Work order:
In the text about building a blog with Django, why was the YUI editor chosen at first?

Extracted text:

/---

I decided to run with Django non-rel as there seemed to be plenty of support available, I went ahead and downloaded all the bits and pieces, then got it all up and running.

Displaying Data

Because I'd ran through the Django tutorial already, I ended up using the content as the base for the blog, just customizing a little here and there to get it how I wanted.

Building the post admin

Inserting posts was fairly easy; it was when I came to updating a post that I spent an embarrassing amount of time... There didn't seem to be a lot of helpful posts online, at least that I could find. I finally figured out that adding form = PostForm(instance=post) to the form variable inside my delete_post view would tell Django that I wanted it to work with an existing record.

I built in the delete functionality late in the project, by this point it took me minutes to put together, Django was beginning to show me some of its power!

Text Editing

Initially I decided to use the YUI editor as it could run entirely from externally hosted files, however it seemed pretty flakey and didn't handle paragraph tags very well, even with the ptags flag set to true. Looking around at alternatives, it occurred to me that if I wanted to keep the blog as simple as possible, maybe I could implement Markdown. One Google search later and I found that Django had a module which can parse markdown. What fun I had with this!..

So to start I installed as per instructions. Added django.contrib.markup to INSTALLED_APPS, and received the error Error in {% markdown %} filter: The Python markdown library isn't installed..

Digging through the markdown code in contrib I could see that the error was being thrown because the Markdown package couldn't be found on my machine (obviously). Being a noob I did a little Googling and came across a post which suggested copying the markdown folder into the root of my app, I did this, lo and behold I had Markdown running nicely on my machine and once I'd deployed to GAE.

\---

Exercise data:
/---

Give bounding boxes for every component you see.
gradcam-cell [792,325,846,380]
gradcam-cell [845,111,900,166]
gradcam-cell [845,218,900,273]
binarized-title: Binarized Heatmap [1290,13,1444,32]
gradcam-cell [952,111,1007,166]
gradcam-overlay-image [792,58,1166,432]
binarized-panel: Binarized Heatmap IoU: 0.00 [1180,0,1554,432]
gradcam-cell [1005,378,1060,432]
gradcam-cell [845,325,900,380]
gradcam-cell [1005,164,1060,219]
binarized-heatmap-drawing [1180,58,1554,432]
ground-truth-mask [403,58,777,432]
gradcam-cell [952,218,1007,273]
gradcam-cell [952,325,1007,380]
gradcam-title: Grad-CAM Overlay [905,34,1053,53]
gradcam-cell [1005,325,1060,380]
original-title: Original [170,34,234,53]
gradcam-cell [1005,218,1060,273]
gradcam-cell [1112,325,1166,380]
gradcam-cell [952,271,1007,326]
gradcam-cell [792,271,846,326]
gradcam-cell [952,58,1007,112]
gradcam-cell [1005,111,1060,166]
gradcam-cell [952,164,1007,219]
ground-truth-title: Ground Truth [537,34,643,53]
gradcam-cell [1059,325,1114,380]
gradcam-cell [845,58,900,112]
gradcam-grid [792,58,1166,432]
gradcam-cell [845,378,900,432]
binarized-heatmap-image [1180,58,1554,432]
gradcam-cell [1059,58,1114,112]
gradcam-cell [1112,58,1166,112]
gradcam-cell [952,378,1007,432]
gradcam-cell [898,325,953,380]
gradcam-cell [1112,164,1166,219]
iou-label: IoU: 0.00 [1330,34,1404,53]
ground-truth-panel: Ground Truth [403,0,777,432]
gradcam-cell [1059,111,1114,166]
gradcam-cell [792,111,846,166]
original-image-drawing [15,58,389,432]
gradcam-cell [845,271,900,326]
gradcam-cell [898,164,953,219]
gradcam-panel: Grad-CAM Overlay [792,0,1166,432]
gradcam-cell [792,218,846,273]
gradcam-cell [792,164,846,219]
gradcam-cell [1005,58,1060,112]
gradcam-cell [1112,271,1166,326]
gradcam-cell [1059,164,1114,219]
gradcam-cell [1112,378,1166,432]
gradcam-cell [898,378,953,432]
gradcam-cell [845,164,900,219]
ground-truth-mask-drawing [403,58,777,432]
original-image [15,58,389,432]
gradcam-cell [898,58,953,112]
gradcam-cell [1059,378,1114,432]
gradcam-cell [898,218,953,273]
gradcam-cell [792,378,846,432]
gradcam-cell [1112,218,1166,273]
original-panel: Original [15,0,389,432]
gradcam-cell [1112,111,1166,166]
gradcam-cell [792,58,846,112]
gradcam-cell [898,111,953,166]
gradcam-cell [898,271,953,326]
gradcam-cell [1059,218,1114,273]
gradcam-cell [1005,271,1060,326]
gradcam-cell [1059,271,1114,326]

\---

Response to the task:
It could run entirely from externally hosted files.